AIM:
Transcribe all the entries word for word, omitting any pictures they contain.

-- Start MATERIAL FOR THE TASK --

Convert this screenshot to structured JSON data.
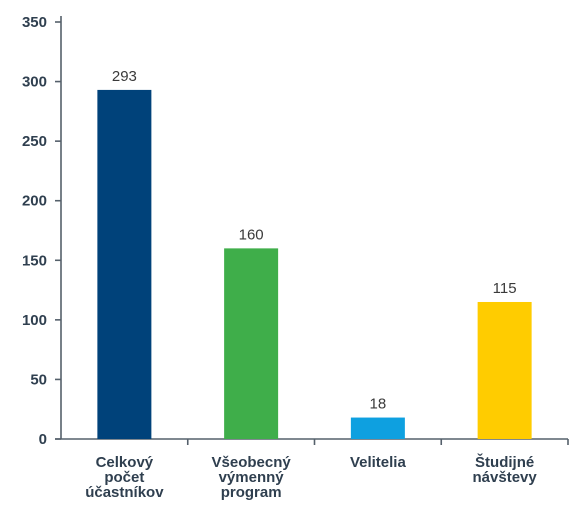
{
  "chart_data": {
    "type": "bar",
    "title": "",
    "xlabel": "",
    "ylabel": "",
    "categories": [
      [
        "Celkový",
        "počet",
        "účastníkov"
      ],
      [
        "Všeobecný",
        "výmenný",
        "program"
      ],
      [
        "Velitelia"
      ],
      [
        "Študijné",
        "návštevy"
      ]
    ],
    "values": [
      293,
      160,
      18,
      115
    ],
    "value_labels": [
      "293",
      "160",
      "18",
      "115"
    ],
    "colors": [
      "#00427a",
      "#3fae4a",
      "#0ea0e0",
      "#ffcc00"
    ],
    "ylim": [
      0,
      350
    ],
    "yticks": [
      0,
      50,
      100,
      150,
      200,
      250,
      300,
      350
    ],
    "grid": false
  }
}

-- End MATERIAL FOR THE TASK --

OUTPUT:
Convert this screenshot to structured JSON data.
{
  "chart_data": {
    "type": "bar",
    "title": "",
    "xlabel": "",
    "ylabel": "",
    "categories": [
      [
        "Celkový",
        "počet",
        "účastníkov"
      ],
      [
        "Všeobecný",
        "výmenný",
        "program"
      ],
      [
        "Velitelia"
      ],
      [
        "Študijné",
        "návštevy"
      ]
    ],
    "values": [
      293,
      160,
      18,
      115
    ],
    "value_labels": [
      "293",
      "160",
      "18",
      "115"
    ],
    "colors": [
      "#00427a",
      "#3fae4a",
      "#0ea0e0",
      "#ffcc00"
    ],
    "ylim": [
      0,
      350
    ],
    "yticks": [
      0,
      50,
      100,
      150,
      200,
      250,
      300,
      350
    ],
    "grid": false
  }
}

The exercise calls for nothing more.